**Objective**.
Exclude the pictures, then repeat the remaining data exactly.

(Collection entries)
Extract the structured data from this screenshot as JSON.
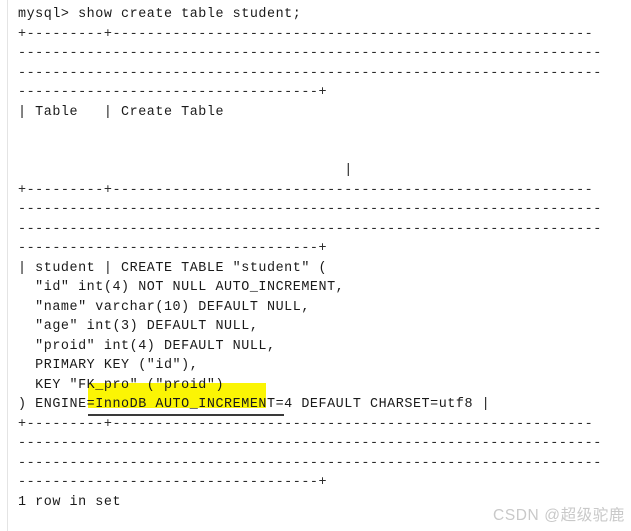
{
  "terminal": {
    "app": "mysql-client",
    "background_color": "#ffffff",
    "text_color": "#1a1a1a",
    "prompt": "mysql>",
    "command": "show create table student;",
    "prompt_line": "mysql> show create table student;",
    "lines": [
      {
        "id": "command",
        "text": "mysql> show create table student;",
        "kind": "command"
      },
      {
        "id": "rule-top-1",
        "text": "+---------+--------------------------------------------------------",
        "kind": "rule"
      },
      {
        "id": "rule-top-2",
        "text": "--------------------------------------------------------------------",
        "kind": "rule"
      },
      {
        "id": "rule-top-3",
        "text": "--------------------------------------------------------------------",
        "kind": "rule"
      },
      {
        "id": "rule-top-4",
        "text": "-----------------------------------+",
        "kind": "rule"
      },
      {
        "id": "header-row",
        "text": "| Table   | Create Table",
        "kind": "text"
      },
      {
        "id": "header-pad-1",
        "text": "",
        "kind": "blank"
      },
      {
        "id": "header-pad-2",
        "text": "",
        "kind": "blank"
      },
      {
        "id": "header-pipe",
        "text": "                                      |",
        "kind": "text"
      },
      {
        "id": "rule-mid-1",
        "text": "+---------+--------------------------------------------------------",
        "kind": "rule"
      },
      {
        "id": "rule-mid-2",
        "text": "--------------------------------------------------------------------",
        "kind": "rule"
      },
      {
        "id": "rule-mid-3",
        "text": "--------------------------------------------------------------------",
        "kind": "rule"
      },
      {
        "id": "rule-mid-4",
        "text": "-----------------------------------+",
        "kind": "rule"
      },
      {
        "id": "ddl-1",
        "text": "| student | CREATE TABLE \"student\" (",
        "kind": "text"
      },
      {
        "id": "ddl-2",
        "text": "  \"id\" int(4) NOT NULL AUTO_INCREMENT,",
        "kind": "text"
      },
      {
        "id": "ddl-3",
        "text": "  \"name\" varchar(10) DEFAULT NULL,",
        "kind": "text"
      },
      {
        "id": "ddl-4",
        "text": "  \"age\" int(3) DEFAULT NULL,",
        "kind": "text"
      },
      {
        "id": "ddl-5",
        "text": "  \"proid\" int(4) DEFAULT NULL,",
        "kind": "text"
      },
      {
        "id": "ddl-6",
        "text": "  PRIMARY KEY (\"id\"),",
        "kind": "text"
      },
      {
        "id": "ddl-7",
        "text": "  KEY \"FK_pro\" (\"proid\")",
        "kind": "text"
      },
      {
        "id": "ddl-8",
        "text": ") ENGINE=InnoDB AUTO_INCREMENT=4 DEFAULT CHARSET=utf8 |",
        "kind": "text"
      },
      {
        "id": "rule-bot-1",
        "text": "+---------+--------------------------------------------------------",
        "kind": "rule"
      },
      {
        "id": "rule-bot-2",
        "text": "--------------------------------------------------------------------",
        "kind": "rule"
      },
      {
        "id": "rule-bot-3",
        "text": "--------------------------------------------------------------------",
        "kind": "rule"
      },
      {
        "id": "rule-bot-4",
        "text": "-----------------------------------+",
        "kind": "rule"
      },
      {
        "id": "result",
        "text": "1 row in set",
        "kind": "text"
      }
    ],
    "result_status": "1 row in set",
    "result_row_count": 1
  },
  "table_definition": {
    "table_name": "student",
    "columns": [
      {
        "name": "id",
        "type": "int(4)",
        "nullable": "NOT NULL",
        "extra": "AUTO_INCREMENT"
      },
      {
        "name": "name",
        "type": "varchar(10)",
        "nullable": "DEFAULT NULL",
        "extra": ""
      },
      {
        "name": "age",
        "type": "int(3)",
        "nullable": "DEFAULT NULL",
        "extra": ""
      },
      {
        "name": "proid",
        "type": "int(4)",
        "nullable": "DEFAULT NULL",
        "extra": ""
      }
    ],
    "primary_key": "id",
    "key_name": "FK_pro",
    "key_column": "proid",
    "engine": "InnoDB",
    "auto_increment": "4",
    "default_charset": "utf8",
    "result_columns": [
      "Table",
      "Create Table"
    ]
  },
  "annotations": {
    "highlight": {
      "label": "KEY \"FK_pro\" (\"proid\")",
      "color": "#fbf504",
      "type": "marker-highlight"
    },
    "strikethrough": {
      "label": "ENGINE=InnoDB AUTO_INCREMENT",
      "color": "#3a3a3a",
      "type": "strikethrough"
    }
  },
  "watermark": {
    "text": "CSDN @超级驼鹿",
    "color": "#c9c9c9"
  }
}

**Finished exercise**.
Extract the structured data from this screenshot as JSON.
{
  "terminal": {
    "app": "mysql-client",
    "background_color": "#ffffff",
    "text_color": "#1a1a1a",
    "prompt": "mysql>",
    "command": "show create table student;",
    "prompt_line": "mysql> show create table student;",
    "lines": [
      {
        "id": "command",
        "text": "mysql> show create table student;",
        "kind": "command"
      },
      {
        "id": "rule-top-1",
        "text": "+---------+--------------------------------------------------------",
        "kind": "rule"
      },
      {
        "id": "rule-top-2",
        "text": "--------------------------------------------------------------------",
        "kind": "rule"
      },
      {
        "id": "rule-top-3",
        "text": "--------------------------------------------------------------------",
        "kind": "rule"
      },
      {
        "id": "rule-top-4",
        "text": "-----------------------------------+",
        "kind": "rule"
      },
      {
        "id": "header-row",
        "text": "| Table   | Create Table",
        "kind": "text"
      },
      {
        "id": "header-pad-1",
        "text": "",
        "kind": "blank"
      },
      {
        "id": "header-pad-2",
        "text": "",
        "kind": "blank"
      },
      {
        "id": "header-pipe",
        "text": "                                      |",
        "kind": "text"
      },
      {
        "id": "rule-mid-1",
        "text": "+---------+--------------------------------------------------------",
        "kind": "rule"
      },
      {
        "id": "rule-mid-2",
        "text": "--------------------------------------------------------------------",
        "kind": "rule"
      },
      {
        "id": "rule-mid-3",
        "text": "--------------------------------------------------------------------",
        "kind": "rule"
      },
      {
        "id": "rule-mid-4",
        "text": "-----------------------------------+",
        "kind": "rule"
      },
      {
        "id": "ddl-1",
        "text": "| student | CREATE TABLE \"student\" (",
        "kind": "text"
      },
      {
        "id": "ddl-2",
        "text": "  \"id\" int(4) NOT NULL AUTO_INCREMENT,",
        "kind": "text"
      },
      {
        "id": "ddl-3",
        "text": "  \"name\" varchar(10) DEFAULT NULL,",
        "kind": "text"
      },
      {
        "id": "ddl-4",
        "text": "  \"age\" int(3) DEFAULT NULL,",
        "kind": "text"
      },
      {
        "id": "ddl-5",
        "text": "  \"proid\" int(4) DEFAULT NULL,",
        "kind": "text"
      },
      {
        "id": "ddl-6",
        "text": "  PRIMARY KEY (\"id\"),",
        "kind": "text"
      },
      {
        "id": "ddl-7",
        "text": "  KEY \"FK_pro\" (\"proid\")",
        "kind": "text"
      },
      {
        "id": "ddl-8",
        "text": ") ENGINE=InnoDB AUTO_INCREMENT=4 DEFAULT CHARSET=utf8 |",
        "kind": "text"
      },
      {
        "id": "rule-bot-1",
        "text": "+---------+--------------------------------------------------------",
        "kind": "rule"
      },
      {
        "id": "rule-bot-2",
        "text": "--------------------------------------------------------------------",
        "kind": "rule"
      },
      {
        "id": "rule-bot-3",
        "text": "--------------------------------------------------------------------",
        "kind": "rule"
      },
      {
        "id": "rule-bot-4",
        "text": "-----------------------------------+",
        "kind": "rule"
      },
      {
        "id": "result",
        "text": "1 row in set",
        "kind": "text"
      }
    ],
    "result_status": "1 row in set",
    "result_row_count": 1
  },
  "table_definition": {
    "table_name": "student",
    "columns": [
      {
        "name": "id",
        "type": "int(4)",
        "nullable": "NOT NULL",
        "extra": "AUTO_INCREMENT"
      },
      {
        "name": "name",
        "type": "varchar(10)",
        "nullable": "DEFAULT NULL",
        "extra": ""
      },
      {
        "name": "age",
        "type": "int(3)",
        "nullable": "DEFAULT NULL",
        "extra": ""
      },
      {
        "name": "proid",
        "type": "int(4)",
        "nullable": "DEFAULT NULL",
        "extra": ""
      }
    ],
    "primary_key": "id",
    "key_name": "FK_pro",
    "key_column": "proid",
    "engine": "InnoDB",
    "auto_increment": "4",
    "default_charset": "utf8",
    "result_columns": [
      "Table",
      "Create Table"
    ]
  },
  "annotations": {
    "highlight": {
      "label": "KEY \"FK_pro\" (\"proid\")",
      "color": "#fbf504",
      "type": "marker-highlight"
    },
    "strikethrough": {
      "label": "ENGINE=InnoDB AUTO_INCREMENT",
      "color": "#3a3a3a",
      "type": "strikethrough"
    }
  },
  "watermark": {
    "text": "CSDN @超级驼鹿",
    "color": "#c9c9c9"
  }
}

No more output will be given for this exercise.